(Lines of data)
.....
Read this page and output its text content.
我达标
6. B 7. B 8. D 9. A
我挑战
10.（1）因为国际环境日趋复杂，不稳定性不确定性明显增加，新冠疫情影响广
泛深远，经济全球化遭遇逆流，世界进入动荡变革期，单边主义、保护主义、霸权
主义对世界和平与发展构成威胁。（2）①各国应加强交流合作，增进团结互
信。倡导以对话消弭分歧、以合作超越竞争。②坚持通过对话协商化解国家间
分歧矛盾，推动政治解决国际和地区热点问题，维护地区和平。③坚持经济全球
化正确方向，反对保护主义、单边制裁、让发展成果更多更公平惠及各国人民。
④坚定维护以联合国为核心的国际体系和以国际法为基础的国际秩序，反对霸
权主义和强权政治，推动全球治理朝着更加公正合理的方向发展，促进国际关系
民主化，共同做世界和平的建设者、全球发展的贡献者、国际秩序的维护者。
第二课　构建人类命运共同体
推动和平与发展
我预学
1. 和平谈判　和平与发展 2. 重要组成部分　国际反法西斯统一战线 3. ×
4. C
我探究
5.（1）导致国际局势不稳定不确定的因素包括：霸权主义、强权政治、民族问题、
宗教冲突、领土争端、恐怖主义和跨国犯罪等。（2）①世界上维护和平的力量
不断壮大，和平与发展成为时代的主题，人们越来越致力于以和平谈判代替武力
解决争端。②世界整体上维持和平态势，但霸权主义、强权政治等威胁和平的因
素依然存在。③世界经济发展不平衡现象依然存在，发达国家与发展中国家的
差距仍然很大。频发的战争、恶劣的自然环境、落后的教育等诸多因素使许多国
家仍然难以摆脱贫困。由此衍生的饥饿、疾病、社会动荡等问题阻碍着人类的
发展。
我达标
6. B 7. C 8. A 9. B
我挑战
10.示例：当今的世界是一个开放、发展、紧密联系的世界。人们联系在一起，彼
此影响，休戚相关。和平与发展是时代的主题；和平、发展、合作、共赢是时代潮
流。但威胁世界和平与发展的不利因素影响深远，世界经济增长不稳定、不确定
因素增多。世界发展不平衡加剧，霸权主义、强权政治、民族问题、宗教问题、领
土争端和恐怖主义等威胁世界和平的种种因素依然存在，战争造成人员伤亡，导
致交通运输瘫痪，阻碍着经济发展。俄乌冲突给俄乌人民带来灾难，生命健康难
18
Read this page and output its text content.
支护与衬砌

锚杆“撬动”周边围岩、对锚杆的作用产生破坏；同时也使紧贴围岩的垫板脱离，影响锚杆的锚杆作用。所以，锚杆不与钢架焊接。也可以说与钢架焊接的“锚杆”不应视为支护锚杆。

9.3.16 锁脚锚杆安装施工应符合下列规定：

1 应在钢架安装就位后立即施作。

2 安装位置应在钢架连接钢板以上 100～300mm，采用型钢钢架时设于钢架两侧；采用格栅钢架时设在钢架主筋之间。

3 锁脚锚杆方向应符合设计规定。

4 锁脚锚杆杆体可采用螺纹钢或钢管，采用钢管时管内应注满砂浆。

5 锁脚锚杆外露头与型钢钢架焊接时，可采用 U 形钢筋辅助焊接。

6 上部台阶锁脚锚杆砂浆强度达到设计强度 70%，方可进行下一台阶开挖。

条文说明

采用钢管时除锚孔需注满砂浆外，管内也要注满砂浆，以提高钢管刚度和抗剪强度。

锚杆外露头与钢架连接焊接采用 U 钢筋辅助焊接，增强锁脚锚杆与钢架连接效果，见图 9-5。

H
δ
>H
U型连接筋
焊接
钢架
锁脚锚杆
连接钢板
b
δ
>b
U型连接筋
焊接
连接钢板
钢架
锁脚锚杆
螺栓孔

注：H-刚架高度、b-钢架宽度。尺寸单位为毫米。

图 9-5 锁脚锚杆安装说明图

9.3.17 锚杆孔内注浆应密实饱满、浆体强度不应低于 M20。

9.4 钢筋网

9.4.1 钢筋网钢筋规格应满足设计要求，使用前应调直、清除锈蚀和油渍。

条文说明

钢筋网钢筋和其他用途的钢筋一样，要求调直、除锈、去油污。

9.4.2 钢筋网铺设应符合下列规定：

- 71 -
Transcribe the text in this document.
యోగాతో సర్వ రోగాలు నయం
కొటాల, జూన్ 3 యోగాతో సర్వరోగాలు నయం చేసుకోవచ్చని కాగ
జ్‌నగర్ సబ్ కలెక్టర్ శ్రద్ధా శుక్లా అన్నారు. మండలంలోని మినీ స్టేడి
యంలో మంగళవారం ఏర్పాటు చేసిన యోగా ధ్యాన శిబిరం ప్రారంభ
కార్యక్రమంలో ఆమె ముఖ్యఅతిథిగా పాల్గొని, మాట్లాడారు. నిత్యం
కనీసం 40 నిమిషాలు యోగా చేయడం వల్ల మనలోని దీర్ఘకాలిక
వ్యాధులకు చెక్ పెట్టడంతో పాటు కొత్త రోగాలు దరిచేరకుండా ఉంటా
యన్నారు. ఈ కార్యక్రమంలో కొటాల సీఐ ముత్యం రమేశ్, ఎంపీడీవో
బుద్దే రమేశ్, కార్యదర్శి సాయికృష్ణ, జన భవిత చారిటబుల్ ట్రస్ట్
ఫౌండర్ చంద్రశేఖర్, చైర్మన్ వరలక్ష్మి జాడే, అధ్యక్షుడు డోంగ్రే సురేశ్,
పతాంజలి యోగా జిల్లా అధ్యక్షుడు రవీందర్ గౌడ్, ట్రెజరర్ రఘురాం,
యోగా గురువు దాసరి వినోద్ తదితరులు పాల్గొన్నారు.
.....
Task directions
Each record above should be restated word for word.

Exercise output
Read this page and output its text content.
我达标
6. B 7. B 8. D 9. A
我挑战
10.（1）因为国际环境日趋复杂，不稳定性不确定性明显增加，新冠疫情影响广
泛深远，经济全球化遭遇逆流，世界进入动荡变革期，单边主义、保护主义、霸权
主义对世界和平与发展构成威胁。（2）①各国应加强交流合作，增进团结互
信。倡导以对话消弭分歧、以合作超越竞争。②坚持通过对话协商化解国家间
分歧矛盾，推动政治解决国际和地区热点问题，维护地区和平。③坚持经济全球
化正确方向，反对保护主义、单边制裁、让发展成果更多更公平惠及各国人民。
④坚定维护以联合国为核心的国际体系和以国际法为基础的国际秩序，反对霸
权主义和强权政治，推动全球治理朝着更加公正合理的方向发展，促进国际关系
民主化，共同做世界和平的建设者、全球发展的贡献者、国际秩序的维护者。
第二课　构建人类命运共同体
推动和平与发展
我预学
1. 和平谈判　和平与发展 2. 重要组成部分　国际反法西斯统一战线 3. ×
4. C
我探究
5.（1）导致国际局势不稳定不确定的因素包括：霸权主义、强权政治、民族问题、
宗教冲突、领土争端、恐怖主义和跨国犯罪等。（2）①世界上维护和平的力量
不断壮大，和平与发展成为时代的主题，人们越来越致力于以和平谈判代替武力
解决争端。②世界整体上维持和平态势，但霸权主义、强权政治等威胁和平的因
素依然存在。③世界经济发展不平衡现象依然存在，发达国家与发展中国家的
差距仍然很大。频发的战争、恶劣的自然环境、落后的教育等诸多因素使许多国
家仍然难以摆脱贫困。由此衍生的饥饿、疾病、社会动荡等问题阻碍着人类的
发展。
我达标
6. B 7. C 8. A 9. B
我挑战
10.示例：当今的世界是一个开放、发展、紧密联系的世界。人们联系在一起，彼
此影响，休戚相关。和平与发展是时代的主题；和平、发展、合作、共赢是时代潮
流。但威胁世界和平与发展的不利因素影响深远，世界经济增长不稳定、不确定
因素增多。世界发展不平衡加剧，霸权主义、强权政治、民族问题、宗教问题、领
土争端和恐怖主义等威胁世界和平的种种因素依然存在，战争造成人员伤亡，导
致交通运输瘫痪，阻碍着经济发展。俄乌冲突给俄乌人民带来灾难，生命健康难
18
Read this page and output its text content.
支护与衬砌

锚杆“撬动”周边围岩、对锚杆的作用产生破坏；同时也使紧贴围岩的垫板脱离，影响锚杆的锚杆作用。所以，锚杆不与钢架焊接。也可以说与钢架焊接的“锚杆”不应视为支护锚杆。

9.3.16 锁脚锚杆安装施工应符合下列规定：

1 应在钢架安装就位后立即施作。

2 安装位置应在钢架连接钢板以上 100～300mm，采用型钢钢架时设于钢架两侧；采用格栅钢架时设在钢架主筋之间。

3 锁脚锚杆方向应符合设计规定。

4 锁脚锚杆杆体可采用螺纹钢或钢管，采用钢管时管内应注满砂浆。

5 锁脚锚杆外露头与型钢钢架焊接时，可采用 U 形钢筋辅助焊接。

6 上部台阶锁脚锚杆砂浆强度达到设计强度 70%，方可进行下一台阶开挖。

条文说明

采用钢管时除锚孔需注满砂浆外，管内也要注满砂浆，以提高钢管刚度和抗剪强度。

锚杆外露头与钢架连接焊接采用 U 钢筋辅助焊接，增强锁脚锚杆与钢架连接效果，见图 9-5。

H
δ
>H
U型连接筋
焊接
钢架
锁脚锚杆
连接钢板
b
δ
>b
U型连接筋
焊接
连接钢板
钢架
锁脚锚杆
螺栓孔

注：H-刚架高度、b-钢架宽度。尺寸单位为毫米。

图 9-5 锁脚锚杆安装说明图

9.3.17 锚杆孔内注浆应密实饱满、浆体强度不应低于 M20。

9.4 钢筋网

9.4.1 钢筋网钢筋规格应满足设计要求，使用前应调直、清除锈蚀和油渍。

条文说明

钢筋网钢筋和其他用途的钢筋一样，要求调直、除锈、去油污。

9.4.2 钢筋网铺设应符合下列规定：

- 71 -
Transcribe the text in this document.
యోగాతో సర్వ రోగాలు నయం
కొటాల, జూన్ 3 యోగాతో సర్వరోగాలు నయం చేసుకోవచ్చని కాగ
జ్‌నగర్ సబ్ కలెక్టర్ శ్రద్ధా శుక్లా అన్నారు. మండలంలోని మినీ స్టేడి
యంలో మంగళవారం ఏర్పాటు చేసిన యోగా ధ్యాన శిబిరం ప్రారంభ
కార్యక్రమంలో ఆమె ముఖ్యఅతిథిగా పాల్గొని, మాట్లాడారు. నిత్యం
కనీసం 40 నిమిషాలు యోగా చేయడం వల్ల మనలోని దీర్ఘకాలిక
వ్యాధులకు చెక్ పెట్టడంతో పాటు కొత్త రోగాలు దరిచేరకుండా ఉంటా
యన్నారు. ఈ కార్యక్రమంలో కొటాల సీఐ ముత్యం రమేశ్, ఎంపీడీవో
బుద్దే రమేశ్, కార్యదర్శి సాయికృష్ణ, జన భవిత చారిటబుల్ ట్రస్ట్
ఫౌండర్ చంద్రశేఖర్, చైర్మన్ వరలక్ష్మి జాడే, అధ్యక్షుడు డోంగ్రే సురేశ్,
పతాంజలి యోగా జిల్లా అధ్యక్షుడు రవీందర్ గౌడ్, ట్రెజరర్ రఘురాం,
యోగా గురువు దాసరి వినోద్ తదితరులు పాల్గొన్నారు.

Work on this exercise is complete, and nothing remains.